═══ Records supplied
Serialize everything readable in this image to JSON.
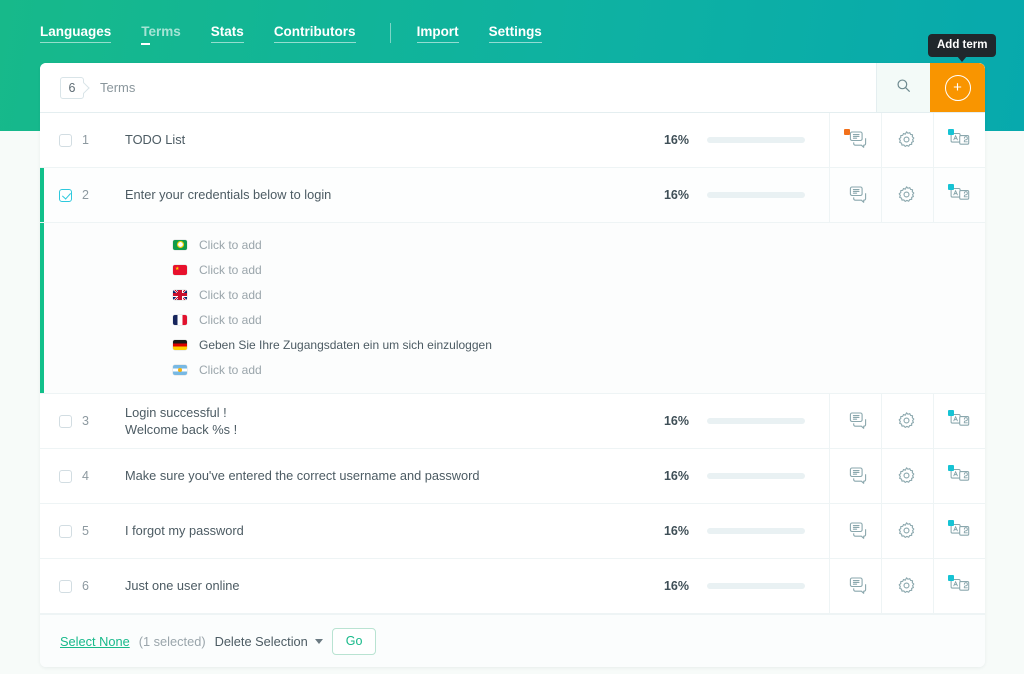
{
  "nav": {
    "items": [
      {
        "label": "Languages",
        "active": false
      },
      {
        "label": "Terms",
        "active": true
      },
      {
        "label": "Stats",
        "active": false
      },
      {
        "label": "Contributors",
        "active": false
      }
    ],
    "items_right": [
      {
        "label": "Import"
      },
      {
        "label": "Settings"
      }
    ]
  },
  "tooltip": {
    "text": "Add term"
  },
  "header": {
    "count": "6",
    "label": "Terms",
    "search_icon": "search-icon",
    "add_icon": "plus-circle-icon",
    "add_color": "#f99500"
  },
  "colors": {
    "accent_green": "#17b98a",
    "accent_teal": "#13c7d8",
    "orange": "#f99500",
    "badge_orange": "#f2701a"
  },
  "rows": [
    {
      "num": "1",
      "checked": false,
      "lines": [
        "TODO List"
      ],
      "pct": "16%",
      "pct_value": 16,
      "comment_badge": "orange",
      "translate_badge": "teal",
      "expanded": false
    },
    {
      "num": "2",
      "checked": true,
      "lines": [
        "Enter your credentials below to login"
      ],
      "pct": "16%",
      "pct_value": 16,
      "comment_badge": "none",
      "translate_badge": "teal",
      "expanded": true,
      "translations": [
        {
          "flag": "br",
          "text": "Click to add",
          "filled": false
        },
        {
          "flag": "cn",
          "text": "Click to add",
          "filled": false
        },
        {
          "flag": "gb",
          "text": "Click to add",
          "filled": false
        },
        {
          "flag": "fr",
          "text": "Click to add",
          "filled": false
        },
        {
          "flag": "de",
          "text": "Geben Sie Ihre Zugangsdaten ein um sich einzuloggen",
          "filled": true
        },
        {
          "flag": "ar",
          "text": "Click to add",
          "filled": false
        }
      ]
    },
    {
      "num": "3",
      "checked": false,
      "lines": [
        "Login successful !",
        "Welcome back %s !"
      ],
      "pct": "16%",
      "pct_value": 16,
      "comment_badge": "none",
      "translate_badge": "teal",
      "expanded": false
    },
    {
      "num": "4",
      "checked": false,
      "lines": [
        "Make sure you've entered the correct username and password"
      ],
      "pct": "16%",
      "pct_value": 16,
      "comment_badge": "none",
      "translate_badge": "teal",
      "expanded": false
    },
    {
      "num": "5",
      "checked": false,
      "lines": [
        "I forgot my password"
      ],
      "pct": "16%",
      "pct_value": 16,
      "comment_badge": "none",
      "translate_badge": "teal",
      "expanded": false
    },
    {
      "num": "6",
      "checked": false,
      "lines": [
        "Just one user online"
      ],
      "pct": "16%",
      "pct_value": 16,
      "comment_badge": "none",
      "translate_badge": "teal",
      "expanded": false
    }
  ],
  "footer": {
    "select_none": "Select None",
    "selected_count": "(1 selected)",
    "action": "Delete Selection",
    "go": "Go"
  }
}
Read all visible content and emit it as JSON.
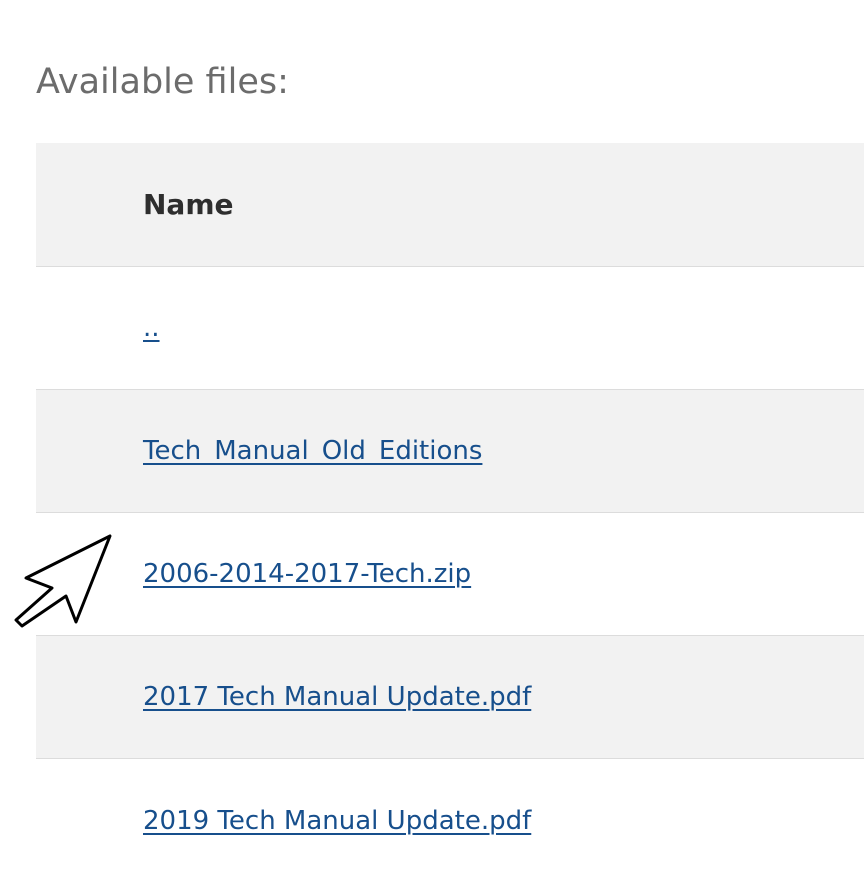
══════
What to do: The answer must consist solely of the number of lines in the entries that contain the word "flag".

Task result: 6